→ **EXERCISE REQUIREMENTS**
Which lines contain the string "临床应用"? Please list every one of them.

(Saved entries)
_____
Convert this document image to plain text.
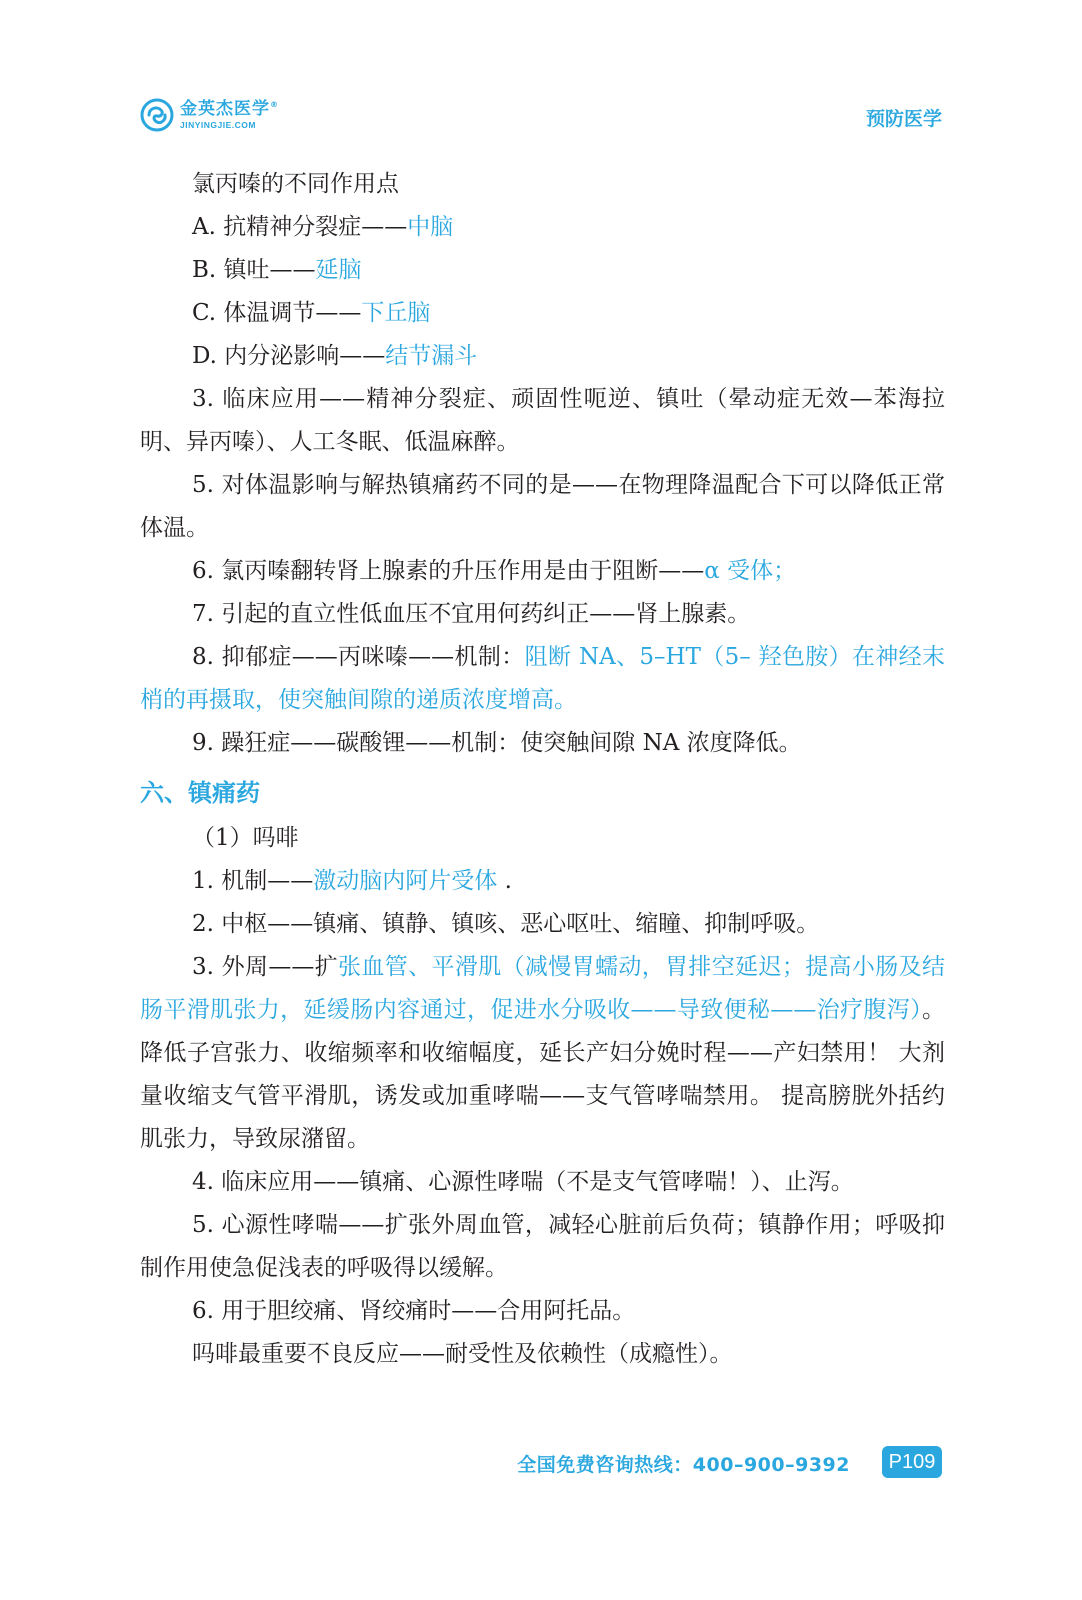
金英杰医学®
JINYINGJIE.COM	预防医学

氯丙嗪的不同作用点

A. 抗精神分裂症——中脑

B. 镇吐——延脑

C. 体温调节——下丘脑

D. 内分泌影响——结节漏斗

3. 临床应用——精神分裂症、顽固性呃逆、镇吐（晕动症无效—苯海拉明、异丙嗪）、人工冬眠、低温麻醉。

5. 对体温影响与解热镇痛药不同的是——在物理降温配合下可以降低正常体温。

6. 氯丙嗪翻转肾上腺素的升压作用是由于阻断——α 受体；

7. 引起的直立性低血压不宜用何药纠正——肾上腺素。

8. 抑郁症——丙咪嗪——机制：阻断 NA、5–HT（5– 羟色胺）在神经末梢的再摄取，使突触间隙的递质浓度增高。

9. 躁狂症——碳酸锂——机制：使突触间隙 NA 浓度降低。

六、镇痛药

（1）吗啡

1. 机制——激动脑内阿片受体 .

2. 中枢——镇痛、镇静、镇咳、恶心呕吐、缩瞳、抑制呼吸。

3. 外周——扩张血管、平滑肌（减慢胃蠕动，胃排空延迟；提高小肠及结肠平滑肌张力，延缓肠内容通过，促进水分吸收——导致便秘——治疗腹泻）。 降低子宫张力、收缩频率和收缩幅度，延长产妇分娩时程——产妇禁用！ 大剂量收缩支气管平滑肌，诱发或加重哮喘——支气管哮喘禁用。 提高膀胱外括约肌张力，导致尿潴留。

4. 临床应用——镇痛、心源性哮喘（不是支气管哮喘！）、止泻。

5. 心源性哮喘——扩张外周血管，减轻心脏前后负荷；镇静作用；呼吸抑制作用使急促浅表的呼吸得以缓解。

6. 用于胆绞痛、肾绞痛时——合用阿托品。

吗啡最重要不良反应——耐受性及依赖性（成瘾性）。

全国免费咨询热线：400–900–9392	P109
_____
→ **COMPLETE OUTPUT**
3. 临床应用——精神分裂症、顽固性呃逆、镇吐（晕动症无效—苯海拉明、异丙嗪）、人工冬眠、低温麻醉。
4. 临床应用——镇痛、心源性哮喘（不是支气管哮喘！）、止泻。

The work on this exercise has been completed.